### [Objective]
From the entries below, copy every line that holds the word "JSON".
== == ==
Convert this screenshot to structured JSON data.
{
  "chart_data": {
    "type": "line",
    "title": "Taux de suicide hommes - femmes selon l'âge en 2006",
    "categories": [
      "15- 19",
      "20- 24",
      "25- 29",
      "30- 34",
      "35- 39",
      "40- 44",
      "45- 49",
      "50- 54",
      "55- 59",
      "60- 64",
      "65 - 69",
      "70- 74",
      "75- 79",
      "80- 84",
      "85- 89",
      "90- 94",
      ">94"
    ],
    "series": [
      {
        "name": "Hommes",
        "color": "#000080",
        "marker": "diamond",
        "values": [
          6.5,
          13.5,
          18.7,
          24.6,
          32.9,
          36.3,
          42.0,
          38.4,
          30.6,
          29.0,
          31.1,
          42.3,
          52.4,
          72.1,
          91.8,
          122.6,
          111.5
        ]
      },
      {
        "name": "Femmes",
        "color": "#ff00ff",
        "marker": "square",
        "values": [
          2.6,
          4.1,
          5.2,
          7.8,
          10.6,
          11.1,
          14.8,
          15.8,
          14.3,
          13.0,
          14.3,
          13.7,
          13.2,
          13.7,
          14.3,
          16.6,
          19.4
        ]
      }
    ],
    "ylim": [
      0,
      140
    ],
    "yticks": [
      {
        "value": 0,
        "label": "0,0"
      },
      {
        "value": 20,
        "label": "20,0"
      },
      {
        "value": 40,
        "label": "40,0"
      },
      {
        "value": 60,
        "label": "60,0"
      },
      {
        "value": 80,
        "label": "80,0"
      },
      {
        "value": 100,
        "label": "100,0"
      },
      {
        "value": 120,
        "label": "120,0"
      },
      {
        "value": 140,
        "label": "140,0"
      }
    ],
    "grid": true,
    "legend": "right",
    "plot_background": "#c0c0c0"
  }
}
== == ==
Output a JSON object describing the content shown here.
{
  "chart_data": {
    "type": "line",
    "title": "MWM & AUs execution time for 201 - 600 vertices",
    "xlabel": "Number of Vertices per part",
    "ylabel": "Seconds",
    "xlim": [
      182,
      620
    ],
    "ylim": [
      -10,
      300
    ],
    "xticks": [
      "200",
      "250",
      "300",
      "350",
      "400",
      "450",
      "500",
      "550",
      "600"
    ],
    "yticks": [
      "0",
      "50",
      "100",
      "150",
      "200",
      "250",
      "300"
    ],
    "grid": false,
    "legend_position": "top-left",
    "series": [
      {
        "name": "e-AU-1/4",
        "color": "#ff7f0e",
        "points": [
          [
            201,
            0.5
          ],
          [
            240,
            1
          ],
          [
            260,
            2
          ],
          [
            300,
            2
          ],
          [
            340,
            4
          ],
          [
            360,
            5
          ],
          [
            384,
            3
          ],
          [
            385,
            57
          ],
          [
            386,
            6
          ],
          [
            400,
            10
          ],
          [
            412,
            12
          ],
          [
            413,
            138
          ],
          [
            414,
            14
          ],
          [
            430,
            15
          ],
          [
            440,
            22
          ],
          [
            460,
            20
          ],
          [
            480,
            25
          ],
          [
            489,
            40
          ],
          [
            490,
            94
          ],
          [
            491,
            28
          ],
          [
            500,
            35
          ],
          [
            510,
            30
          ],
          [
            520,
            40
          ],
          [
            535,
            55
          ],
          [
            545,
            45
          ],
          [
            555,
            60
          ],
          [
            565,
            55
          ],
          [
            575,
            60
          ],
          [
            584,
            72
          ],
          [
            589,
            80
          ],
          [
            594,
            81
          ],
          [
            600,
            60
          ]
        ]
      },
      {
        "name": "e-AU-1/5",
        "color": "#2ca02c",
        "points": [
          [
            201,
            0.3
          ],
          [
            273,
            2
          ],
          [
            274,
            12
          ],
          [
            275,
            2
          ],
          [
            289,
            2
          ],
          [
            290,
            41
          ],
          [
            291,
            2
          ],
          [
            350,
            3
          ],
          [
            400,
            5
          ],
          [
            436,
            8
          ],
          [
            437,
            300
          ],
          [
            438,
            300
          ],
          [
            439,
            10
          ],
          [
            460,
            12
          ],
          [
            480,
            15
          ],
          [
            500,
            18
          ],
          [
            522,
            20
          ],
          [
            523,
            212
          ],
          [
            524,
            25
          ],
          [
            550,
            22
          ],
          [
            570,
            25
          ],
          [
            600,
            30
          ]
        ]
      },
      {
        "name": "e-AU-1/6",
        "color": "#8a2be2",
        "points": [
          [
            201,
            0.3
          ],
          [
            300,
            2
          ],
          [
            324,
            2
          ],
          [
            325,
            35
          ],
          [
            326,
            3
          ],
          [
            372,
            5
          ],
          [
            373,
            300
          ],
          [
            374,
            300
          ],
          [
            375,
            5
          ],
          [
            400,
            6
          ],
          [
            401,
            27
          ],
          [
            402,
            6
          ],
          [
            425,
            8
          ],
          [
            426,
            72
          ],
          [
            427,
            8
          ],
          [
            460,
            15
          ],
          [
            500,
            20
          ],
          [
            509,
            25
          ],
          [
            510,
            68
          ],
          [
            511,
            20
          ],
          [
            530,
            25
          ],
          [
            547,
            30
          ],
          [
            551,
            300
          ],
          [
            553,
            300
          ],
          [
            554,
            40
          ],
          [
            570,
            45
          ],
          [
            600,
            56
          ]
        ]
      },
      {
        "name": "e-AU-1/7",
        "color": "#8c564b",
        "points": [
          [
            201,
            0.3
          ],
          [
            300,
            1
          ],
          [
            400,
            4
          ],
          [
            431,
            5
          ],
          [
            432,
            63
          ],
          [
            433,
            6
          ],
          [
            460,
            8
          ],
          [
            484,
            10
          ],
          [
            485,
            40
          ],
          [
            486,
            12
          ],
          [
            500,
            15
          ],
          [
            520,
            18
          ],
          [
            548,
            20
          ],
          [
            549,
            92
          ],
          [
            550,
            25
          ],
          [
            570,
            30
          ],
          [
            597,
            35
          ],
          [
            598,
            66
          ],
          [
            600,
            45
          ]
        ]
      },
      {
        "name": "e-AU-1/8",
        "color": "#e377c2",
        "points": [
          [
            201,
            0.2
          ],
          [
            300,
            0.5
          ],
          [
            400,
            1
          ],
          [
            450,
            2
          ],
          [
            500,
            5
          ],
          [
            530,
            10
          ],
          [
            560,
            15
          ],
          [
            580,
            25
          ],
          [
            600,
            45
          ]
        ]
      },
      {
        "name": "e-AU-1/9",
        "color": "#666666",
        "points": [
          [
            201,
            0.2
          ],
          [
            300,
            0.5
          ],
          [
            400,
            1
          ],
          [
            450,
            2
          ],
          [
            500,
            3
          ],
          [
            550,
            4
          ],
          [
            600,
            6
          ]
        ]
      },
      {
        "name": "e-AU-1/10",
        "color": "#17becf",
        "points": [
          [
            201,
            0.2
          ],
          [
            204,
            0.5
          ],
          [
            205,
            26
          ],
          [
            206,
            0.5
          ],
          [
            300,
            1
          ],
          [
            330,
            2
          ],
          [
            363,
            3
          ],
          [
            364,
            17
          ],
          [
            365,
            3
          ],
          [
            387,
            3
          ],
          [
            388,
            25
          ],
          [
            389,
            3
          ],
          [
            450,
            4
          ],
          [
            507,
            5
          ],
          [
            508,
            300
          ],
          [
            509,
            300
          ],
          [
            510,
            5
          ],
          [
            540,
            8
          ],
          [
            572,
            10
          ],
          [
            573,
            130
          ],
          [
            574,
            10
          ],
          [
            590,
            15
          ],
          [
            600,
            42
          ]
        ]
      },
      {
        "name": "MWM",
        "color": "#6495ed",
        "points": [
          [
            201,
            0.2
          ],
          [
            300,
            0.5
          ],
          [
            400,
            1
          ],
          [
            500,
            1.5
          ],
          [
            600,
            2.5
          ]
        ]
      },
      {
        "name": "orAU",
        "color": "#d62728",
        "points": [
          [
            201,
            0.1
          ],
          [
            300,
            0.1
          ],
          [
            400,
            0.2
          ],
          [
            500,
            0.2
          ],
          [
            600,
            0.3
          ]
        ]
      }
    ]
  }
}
== == ==
### [Completed task]
Convert this screenshot to structured JSON data.
Output a JSON object describing the content shown here.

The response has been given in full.